Extracts from a graphics dataset:
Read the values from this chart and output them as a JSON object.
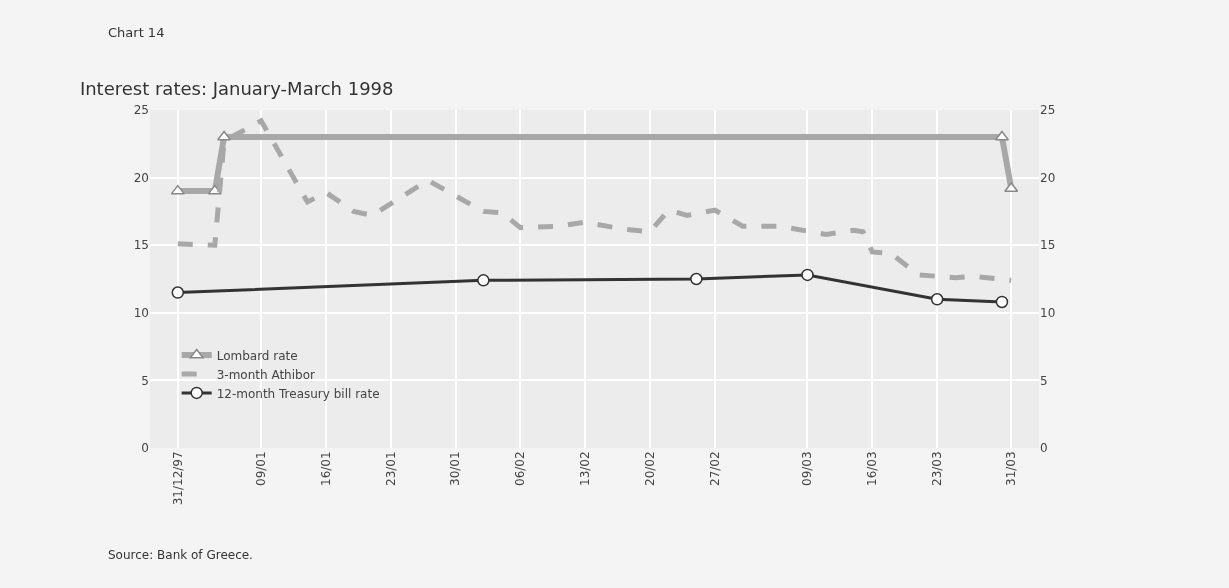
{
  "chart_data": {
    "type": "line",
    "title": "Interest rates: January-March 1998",
    "subtitle": "Chart 14",
    "annotations": [
      "Source: Bank of Greece."
    ],
    "series": [
      {
        "name": "Lombard rate",
        "color": "#a8a8a8",
        "line_style": "solid",
        "marker": "triangle",
        "x": [
          "1997-12-31",
          "1998-01-04",
          "1998-01-05",
          "1998-03-30",
          "1998-03-31"
        ],
        "values": [
          19,
          19,
          23,
          23,
          19.2
        ]
      },
      {
        "name": "3-month Athibor",
        "color": "#a8a8a8",
        "line_style": "dashed",
        "marker": "none",
        "x": [
          "1997-12-31",
          "1998-01-04",
          "1998-01-05",
          "1998-01-09",
          "1998-01-14",
          "1998-01-16",
          "1998-01-19",
          "1998-01-21",
          "1998-01-27",
          "1998-02-02",
          "1998-02-04",
          "1998-02-06",
          "1998-02-10",
          "1998-02-13",
          "1998-02-17",
          "1998-02-20",
          "1998-02-22",
          "1998-02-24",
          "1998-02-27",
          "1998-03-02",
          "1998-03-06",
          "1998-03-11",
          "1998-03-14",
          "1998-03-15",
          "1998-03-16",
          "1998-03-18",
          "1998-03-21",
          "1998-03-25",
          "1998-03-27",
          "1998-03-31"
        ],
        "values": [
          15.1,
          15.0,
          22.7,
          24.2,
          18.2,
          18.9,
          17.5,
          17.2,
          19.8,
          17.5,
          17.4,
          16.3,
          16.4,
          16.7,
          16.2,
          16.0,
          17.6,
          17.2,
          17.6,
          16.4,
          16.4,
          15.8,
          16.1,
          16.0,
          14.5,
          14.4,
          12.8,
          12.6,
          12.7,
          12.4
        ]
      },
      {
        "name": "12-month Treasury bill rate",
        "color": "#333333",
        "line_style": "solid",
        "marker": "circle",
        "x": [
          "1997-12-31",
          "1998-02-02",
          "1998-02-25",
          "1998-03-09",
          "1998-03-23",
          "1998-03-30"
        ],
        "values": [
          11.5,
          12.4,
          12.5,
          12.8,
          11.0,
          10.8
        ]
      }
    ],
    "xlim": [
      "1997-12-28",
      "1998-04-03"
    ],
    "xticks": [
      {
        "value": "1997-12-31",
        "label": "31/12/97"
      },
      {
        "value": "1998-01-09",
        "label": "09/01"
      },
      {
        "value": "1998-01-16",
        "label": "16/01"
      },
      {
        "value": "1998-01-23",
        "label": "23/01"
      },
      {
        "value": "1998-01-30",
        "label": "30/01"
      },
      {
        "value": "1998-02-06",
        "label": "06/02"
      },
      {
        "value": "1998-02-13",
        "label": "13/02"
      },
      {
        "value": "1998-02-20",
        "label": "20/02"
      },
      {
        "value": "1998-02-27",
        "label": "27/02"
      },
      {
        "value": "1998-03-09",
        "label": "09/03"
      },
      {
        "value": "1998-03-16",
        "label": "16/03"
      },
      {
        "value": "1998-03-23",
        "label": "23/03"
      },
      {
        "value": "1998-03-31",
        "label": "31/03"
      }
    ],
    "ylim": [
      0,
      25
    ],
    "yticks": [
      0,
      5,
      10,
      15,
      20,
      25
    ],
    "y2lim": [
      0,
      25
    ],
    "y2ticks": [
      0,
      5,
      10,
      15,
      20,
      25
    ],
    "grid": true,
    "legend": "bottom left"
  }
}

▶ **Do this**
Every entry must be transcribed exactly. Pictures do not belong in the copy.

▶ **Solution for this exercise**
Read the values from this chart and output them as a JSON object.
{
  "chart_data": {
    "type": "line",
    "title": "Interest rates: January-March 1998",
    "subtitle": "Chart 14",
    "annotations": [
      "Source: Bank of Greece."
    ],
    "series": [
      {
        "name": "Lombard rate",
        "color": "#a8a8a8",
        "line_style": "solid",
        "marker": "triangle",
        "x": [
          "1997-12-31",
          "1998-01-04",
          "1998-01-05",
          "1998-03-30",
          "1998-03-31"
        ],
        "values": [
          19,
          19,
          23,
          23,
          19.2
        ]
      },
      {
        "name": "3-month Athibor",
        "color": "#a8a8a8",
        "line_style": "dashed",
        "marker": "none",
        "x": [
          "1997-12-31",
          "1998-01-04",
          "1998-01-05",
          "1998-01-09",
          "1998-01-14",
          "1998-01-16",
          "1998-01-19",
          "1998-01-21",
          "1998-01-27",
          "1998-02-02",
          "1998-02-04",
          "1998-02-06",
          "1998-02-10",
          "1998-02-13",
          "1998-02-17",
          "1998-02-20",
          "1998-02-22",
          "1998-02-24",
          "1998-02-27",
          "1998-03-02",
          "1998-03-06",
          "1998-03-11",
          "1998-03-14",
          "1998-03-15",
          "1998-03-16",
          "1998-03-18",
          "1998-03-21",
          "1998-03-25",
          "1998-03-27",
          "1998-03-31"
        ],
        "values": [
          15.1,
          15.0,
          22.7,
          24.2,
          18.2,
          18.9,
          17.5,
          17.2,
          19.8,
          17.5,
          17.4,
          16.3,
          16.4,
          16.7,
          16.2,
          16.0,
          17.6,
          17.2,
          17.6,
          16.4,
          16.4,
          15.8,
          16.1,
          16.0,
          14.5,
          14.4,
          12.8,
          12.6,
          12.7,
          12.4
        ]
      },
      {
        "name": "12-month Treasury bill rate",
        "color": "#333333",
        "line_style": "solid",
        "marker": "circle",
        "x": [
          "1997-12-31",
          "1998-02-02",
          "1998-02-25",
          "1998-03-09",
          "1998-03-23",
          "1998-03-30"
        ],
        "values": [
          11.5,
          12.4,
          12.5,
          12.8,
          11.0,
          10.8
        ]
      }
    ],
    "xlim": [
      "1997-12-28",
      "1998-04-03"
    ],
    "xticks": [
      {
        "value": "1997-12-31",
        "label": "31/12/97"
      },
      {
        "value": "1998-01-09",
        "label": "09/01"
      },
      {
        "value": "1998-01-16",
        "label": "16/01"
      },
      {
        "value": "1998-01-23",
        "label": "23/01"
      },
      {
        "value": "1998-01-30",
        "label": "30/01"
      },
      {
        "value": "1998-02-06",
        "label": "06/02"
      },
      {
        "value": "1998-02-13",
        "label": "13/02"
      },
      {
        "value": "1998-02-20",
        "label": "20/02"
      },
      {
        "value": "1998-02-27",
        "label": "27/02"
      },
      {
        "value": "1998-03-09",
        "label": "09/03"
      },
      {
        "value": "1998-03-16",
        "label": "16/03"
      },
      {
        "value": "1998-03-23",
        "label": "23/03"
      },
      {
        "value": "1998-03-31",
        "label": "31/03"
      }
    ],
    "ylim": [
      0,
      25
    ],
    "yticks": [
      0,
      5,
      10,
      15,
      20,
      25
    ],
    "y2lim": [
      0,
      25
    ],
    "y2ticks": [
      0,
      5,
      10,
      15,
      20,
      25
    ],
    "grid": true,
    "legend": "bottom left"
  }
}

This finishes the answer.